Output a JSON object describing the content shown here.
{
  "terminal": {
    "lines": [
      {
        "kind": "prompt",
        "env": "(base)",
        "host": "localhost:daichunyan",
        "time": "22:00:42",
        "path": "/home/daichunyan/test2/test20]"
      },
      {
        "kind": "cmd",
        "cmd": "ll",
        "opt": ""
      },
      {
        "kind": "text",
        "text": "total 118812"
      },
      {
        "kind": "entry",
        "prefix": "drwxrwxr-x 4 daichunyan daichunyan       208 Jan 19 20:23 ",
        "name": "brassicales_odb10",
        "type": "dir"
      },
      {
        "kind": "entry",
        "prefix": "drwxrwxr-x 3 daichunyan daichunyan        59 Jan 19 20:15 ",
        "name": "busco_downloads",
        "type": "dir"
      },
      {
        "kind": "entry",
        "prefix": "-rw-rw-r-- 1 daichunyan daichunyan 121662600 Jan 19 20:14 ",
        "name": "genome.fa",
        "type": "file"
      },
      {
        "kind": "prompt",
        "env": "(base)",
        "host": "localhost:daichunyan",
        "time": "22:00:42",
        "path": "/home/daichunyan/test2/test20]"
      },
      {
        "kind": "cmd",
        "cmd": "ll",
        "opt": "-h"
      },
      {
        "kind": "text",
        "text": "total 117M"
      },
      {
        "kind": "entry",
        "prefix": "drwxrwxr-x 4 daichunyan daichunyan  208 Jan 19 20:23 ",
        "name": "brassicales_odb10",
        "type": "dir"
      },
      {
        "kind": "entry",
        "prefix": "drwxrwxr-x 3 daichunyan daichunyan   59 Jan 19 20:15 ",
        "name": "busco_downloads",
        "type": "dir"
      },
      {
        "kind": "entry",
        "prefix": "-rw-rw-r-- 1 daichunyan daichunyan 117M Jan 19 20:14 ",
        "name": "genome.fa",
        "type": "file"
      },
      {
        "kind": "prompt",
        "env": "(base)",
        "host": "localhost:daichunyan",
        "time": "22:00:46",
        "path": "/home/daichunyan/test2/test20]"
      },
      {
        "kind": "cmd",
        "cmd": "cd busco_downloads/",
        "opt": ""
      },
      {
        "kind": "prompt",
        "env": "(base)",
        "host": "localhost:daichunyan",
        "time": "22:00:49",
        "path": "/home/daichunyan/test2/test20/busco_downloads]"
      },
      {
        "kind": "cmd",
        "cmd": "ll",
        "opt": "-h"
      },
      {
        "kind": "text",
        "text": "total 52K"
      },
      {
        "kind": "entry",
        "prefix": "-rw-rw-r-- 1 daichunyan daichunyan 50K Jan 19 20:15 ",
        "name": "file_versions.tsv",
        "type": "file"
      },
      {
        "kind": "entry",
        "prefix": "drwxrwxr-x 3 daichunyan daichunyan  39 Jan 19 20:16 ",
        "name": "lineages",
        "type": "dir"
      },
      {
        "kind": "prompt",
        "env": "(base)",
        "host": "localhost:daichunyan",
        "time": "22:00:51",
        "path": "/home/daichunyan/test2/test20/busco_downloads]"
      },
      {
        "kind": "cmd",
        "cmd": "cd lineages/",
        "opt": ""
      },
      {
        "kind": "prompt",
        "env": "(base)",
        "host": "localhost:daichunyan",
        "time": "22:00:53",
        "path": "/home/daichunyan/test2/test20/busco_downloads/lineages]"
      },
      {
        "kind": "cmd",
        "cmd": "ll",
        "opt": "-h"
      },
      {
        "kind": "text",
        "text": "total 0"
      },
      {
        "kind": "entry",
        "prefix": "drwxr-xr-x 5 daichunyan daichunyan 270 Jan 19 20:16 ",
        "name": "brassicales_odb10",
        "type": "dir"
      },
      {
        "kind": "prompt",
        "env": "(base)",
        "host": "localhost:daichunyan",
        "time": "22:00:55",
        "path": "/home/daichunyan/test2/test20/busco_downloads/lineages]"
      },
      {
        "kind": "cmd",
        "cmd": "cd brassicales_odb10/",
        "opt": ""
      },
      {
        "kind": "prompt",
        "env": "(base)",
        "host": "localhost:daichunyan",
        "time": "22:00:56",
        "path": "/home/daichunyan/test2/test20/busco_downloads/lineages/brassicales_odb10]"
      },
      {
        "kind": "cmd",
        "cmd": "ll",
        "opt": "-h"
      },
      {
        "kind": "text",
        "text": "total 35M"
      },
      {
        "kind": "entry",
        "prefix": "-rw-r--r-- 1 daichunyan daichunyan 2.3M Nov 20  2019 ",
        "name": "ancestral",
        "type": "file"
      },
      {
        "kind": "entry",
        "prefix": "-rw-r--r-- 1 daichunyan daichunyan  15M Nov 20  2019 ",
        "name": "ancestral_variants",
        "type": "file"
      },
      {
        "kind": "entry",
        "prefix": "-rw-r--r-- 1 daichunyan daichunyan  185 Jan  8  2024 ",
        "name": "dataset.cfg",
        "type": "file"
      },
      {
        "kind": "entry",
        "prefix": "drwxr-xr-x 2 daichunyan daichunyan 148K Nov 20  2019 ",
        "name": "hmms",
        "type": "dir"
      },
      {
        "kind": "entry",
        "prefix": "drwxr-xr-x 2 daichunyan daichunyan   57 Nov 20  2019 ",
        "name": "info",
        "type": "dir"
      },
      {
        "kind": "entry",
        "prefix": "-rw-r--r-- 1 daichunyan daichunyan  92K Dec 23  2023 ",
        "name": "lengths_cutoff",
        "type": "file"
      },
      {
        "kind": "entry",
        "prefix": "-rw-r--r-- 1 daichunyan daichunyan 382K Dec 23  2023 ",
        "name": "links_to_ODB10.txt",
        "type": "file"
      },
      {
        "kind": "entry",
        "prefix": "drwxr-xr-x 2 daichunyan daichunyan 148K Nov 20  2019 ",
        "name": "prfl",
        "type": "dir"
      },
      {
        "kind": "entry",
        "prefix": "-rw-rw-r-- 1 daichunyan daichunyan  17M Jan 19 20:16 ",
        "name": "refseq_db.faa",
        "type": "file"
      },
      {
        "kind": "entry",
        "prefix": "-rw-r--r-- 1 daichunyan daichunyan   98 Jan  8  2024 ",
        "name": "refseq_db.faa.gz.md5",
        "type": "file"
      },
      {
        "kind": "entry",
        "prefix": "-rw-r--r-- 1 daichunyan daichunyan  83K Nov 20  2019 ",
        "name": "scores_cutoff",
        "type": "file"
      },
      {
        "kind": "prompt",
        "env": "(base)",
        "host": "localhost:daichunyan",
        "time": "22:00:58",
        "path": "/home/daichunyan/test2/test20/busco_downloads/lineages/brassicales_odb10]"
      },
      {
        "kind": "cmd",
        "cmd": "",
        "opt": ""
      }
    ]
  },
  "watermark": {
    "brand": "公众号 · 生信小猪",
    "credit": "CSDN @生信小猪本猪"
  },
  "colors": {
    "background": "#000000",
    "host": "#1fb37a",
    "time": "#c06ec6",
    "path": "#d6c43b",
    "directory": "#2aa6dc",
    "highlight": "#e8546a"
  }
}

** What the exercise asks **
Read through the entries and copy each line in which "time" appears.

** Output of the exercise **
        "time": "22:00:42",
        "time": "22:00:42",
        "time": "22:00:46",
        "time": "22:00:49",
        "time": "22:00:51",
        "time": "22:00:53",
        "time": "22:00:55",
        "time": "22:00:56",
        "time": "22:00:58",
    "time": "#c06ec6",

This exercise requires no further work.